(Saved entries)
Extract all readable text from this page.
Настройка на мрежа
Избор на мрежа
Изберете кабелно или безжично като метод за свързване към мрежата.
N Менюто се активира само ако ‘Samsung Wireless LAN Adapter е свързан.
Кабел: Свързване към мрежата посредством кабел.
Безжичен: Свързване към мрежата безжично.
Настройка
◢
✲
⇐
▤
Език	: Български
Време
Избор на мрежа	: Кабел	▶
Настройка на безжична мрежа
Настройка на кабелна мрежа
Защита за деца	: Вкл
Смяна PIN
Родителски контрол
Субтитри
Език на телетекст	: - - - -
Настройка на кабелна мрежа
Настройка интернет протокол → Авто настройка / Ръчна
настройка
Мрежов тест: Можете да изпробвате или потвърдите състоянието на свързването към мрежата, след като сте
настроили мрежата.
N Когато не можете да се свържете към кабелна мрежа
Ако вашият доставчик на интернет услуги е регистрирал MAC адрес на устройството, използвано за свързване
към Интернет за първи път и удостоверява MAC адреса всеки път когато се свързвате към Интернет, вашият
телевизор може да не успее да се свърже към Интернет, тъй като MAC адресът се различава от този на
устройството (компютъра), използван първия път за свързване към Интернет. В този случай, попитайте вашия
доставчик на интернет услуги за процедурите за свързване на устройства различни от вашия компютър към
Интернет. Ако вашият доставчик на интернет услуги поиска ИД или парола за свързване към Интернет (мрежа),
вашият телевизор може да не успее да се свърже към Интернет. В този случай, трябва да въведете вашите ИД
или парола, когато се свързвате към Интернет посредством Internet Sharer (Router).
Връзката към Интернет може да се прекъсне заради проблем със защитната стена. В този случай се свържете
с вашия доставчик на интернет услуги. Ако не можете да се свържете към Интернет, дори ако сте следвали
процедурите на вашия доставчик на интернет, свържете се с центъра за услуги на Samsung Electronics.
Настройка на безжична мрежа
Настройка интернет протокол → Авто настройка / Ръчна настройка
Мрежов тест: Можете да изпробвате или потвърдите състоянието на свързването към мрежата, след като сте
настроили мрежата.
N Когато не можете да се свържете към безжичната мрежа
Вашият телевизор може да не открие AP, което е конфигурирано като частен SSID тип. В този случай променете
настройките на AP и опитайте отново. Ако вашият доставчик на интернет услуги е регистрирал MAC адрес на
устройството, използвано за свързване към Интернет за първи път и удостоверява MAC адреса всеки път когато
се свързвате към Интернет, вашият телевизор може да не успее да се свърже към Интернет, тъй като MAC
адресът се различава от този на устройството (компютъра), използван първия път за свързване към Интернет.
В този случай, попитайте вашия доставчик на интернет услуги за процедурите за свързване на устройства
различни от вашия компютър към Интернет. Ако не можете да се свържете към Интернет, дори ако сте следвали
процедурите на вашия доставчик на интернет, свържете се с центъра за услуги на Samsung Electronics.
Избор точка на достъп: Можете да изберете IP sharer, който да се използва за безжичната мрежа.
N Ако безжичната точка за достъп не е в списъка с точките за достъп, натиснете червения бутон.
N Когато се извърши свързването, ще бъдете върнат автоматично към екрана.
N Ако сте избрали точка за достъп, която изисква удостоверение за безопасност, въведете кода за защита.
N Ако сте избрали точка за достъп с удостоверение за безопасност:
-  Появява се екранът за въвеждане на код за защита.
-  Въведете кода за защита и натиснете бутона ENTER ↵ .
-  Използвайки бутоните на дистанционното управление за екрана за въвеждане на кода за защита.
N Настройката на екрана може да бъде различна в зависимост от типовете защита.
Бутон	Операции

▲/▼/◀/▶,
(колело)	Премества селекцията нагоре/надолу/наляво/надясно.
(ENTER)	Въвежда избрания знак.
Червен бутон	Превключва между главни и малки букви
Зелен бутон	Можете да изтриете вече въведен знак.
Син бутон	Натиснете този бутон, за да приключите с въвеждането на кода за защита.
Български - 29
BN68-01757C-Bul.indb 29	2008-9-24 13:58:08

◆ Task prompt:
Print out the whole listing exactly as it appears.

◆ The completed task:
Extract all readable text from this page.
Настройка на мрежа
Избор на мрежа
Изберете кабелно или безжично като метод за свързване към мрежата.
N Менюто се активира само ако ‘Samsung Wireless LAN Adapter е свързан.
Кабел: Свързване към мрежата посредством кабел.
Безжичен: Свързване към мрежата безжично.
Настройка
◢
✲
⇐
▤
Език	: Български
Време
Избор на мрежа	: Кабел	▶
Настройка на безжична мрежа
Настройка на кабелна мрежа
Защита за деца	: Вкл
Смяна PIN
Родителски контрол
Субтитри
Език на телетекст	: - - - -
Настройка на кабелна мрежа
Настройка интернет протокол → Авто настройка / Ръчна
настройка
Мрежов тест: Можете да изпробвате или потвърдите състоянието на свързването към мрежата, след като сте
настроили мрежата.
N Когато не можете да се свържете към кабелна мрежа
Ако вашият доставчик на интернет услуги е регистрирал MAC адрес на устройството, използвано за свързване
към Интернет за първи път и удостоверява MAC адреса всеки път когато се свързвате към Интернет, вашият
телевизор може да не успее да се свърже към Интернет, тъй като MAC адресът се различава от този на
устройството (компютъра), използван първия път за свързване към Интернет. В този случай, попитайте вашия
доставчик на интернет услуги за процедурите за свързване на устройства различни от вашия компютър към
Интернет. Ако вашият доставчик на интернет услуги поиска ИД или парола за свързване към Интернет (мрежа),
вашият телевизор може да не успее да се свърже към Интернет. В този случай, трябва да въведете вашите ИД
или парола, когато се свързвате към Интернет посредством Internet Sharer (Router).
Връзката към Интернет може да се прекъсне заради проблем със защитната стена. В този случай се свържете
с вашия доставчик на интернет услуги. Ако не можете да се свържете към Интернет, дори ако сте следвали
процедурите на вашия доставчик на интернет, свържете се с центъра за услуги на Samsung Electronics.
Настройка на безжична мрежа
Настройка интернет протокол → Авто настройка / Ръчна настройка
Мрежов тест: Можете да изпробвате или потвърдите състоянието на свързването към мрежата, след като сте
настроили мрежата.
N Когато не можете да се свържете към безжичната мрежа
Вашият телевизор може да не открие AP, което е конфигурирано като частен SSID тип. В този случай променете
настройките на AP и опитайте отново. Ако вашият доставчик на интернет услуги е регистрирал MAC адрес на
устройството, използвано за свързване към Интернет за първи път и удостоверява MAC адреса всеки път когато
се свързвате към Интернет, вашият телевизор може да не успее да се свърже към Интернет, тъй като MAC
адресът се различава от този на устройството (компютъра), използван първия път за свързване към Интернет.
В този случай, попитайте вашия доставчик на интернет услуги за процедурите за свързване на устройства
различни от вашия компютър към Интернет. Ако не можете да се свържете към Интернет, дори ако сте следвали
процедурите на вашия доставчик на интернет, свържете се с центъра за услуги на Samsung Electronics.
Избор точка на достъп: Можете да изберете IP sharer, който да се използва за безжичната мрежа.
N Ако безжичната точка за достъп не е в списъка с точките за достъп, натиснете червения бутон.
N Когато се извърши свързването, ще бъдете върнат автоматично към екрана.
N Ако сте избрали точка за достъп, която изисква удостоверение за безопасност, въведете кода за защита.
N Ако сте избрали точка за достъп с удостоверение за безопасност:
-  Появява се екранът за въвеждане на код за защита.
-  Въведете кода за защита и натиснете бутона ENTER ↵ .
-  Използвайки бутоните на дистанционното управление за екрана за въвеждане на кода за защита.
N Настройката на екрана може да бъде различна в зависимост от типовете защита.
Бутон	Операции

▲/▼/◀/▶,
(колело)	Премества селекцията нагоре/надолу/наляво/надясно.
(ENTER)	Въвежда избрания знак.
Червен бутон	Превключва между главни и малки букви
Зелен бутон	Можете да изтриете вече въведен знак.
Син бутон	Натиснете този бутон, за да приключите с въвеждането на кода за защита.
Български - 29
BN68-01757C-Bul.indb 29	2008-9-24 13:58:08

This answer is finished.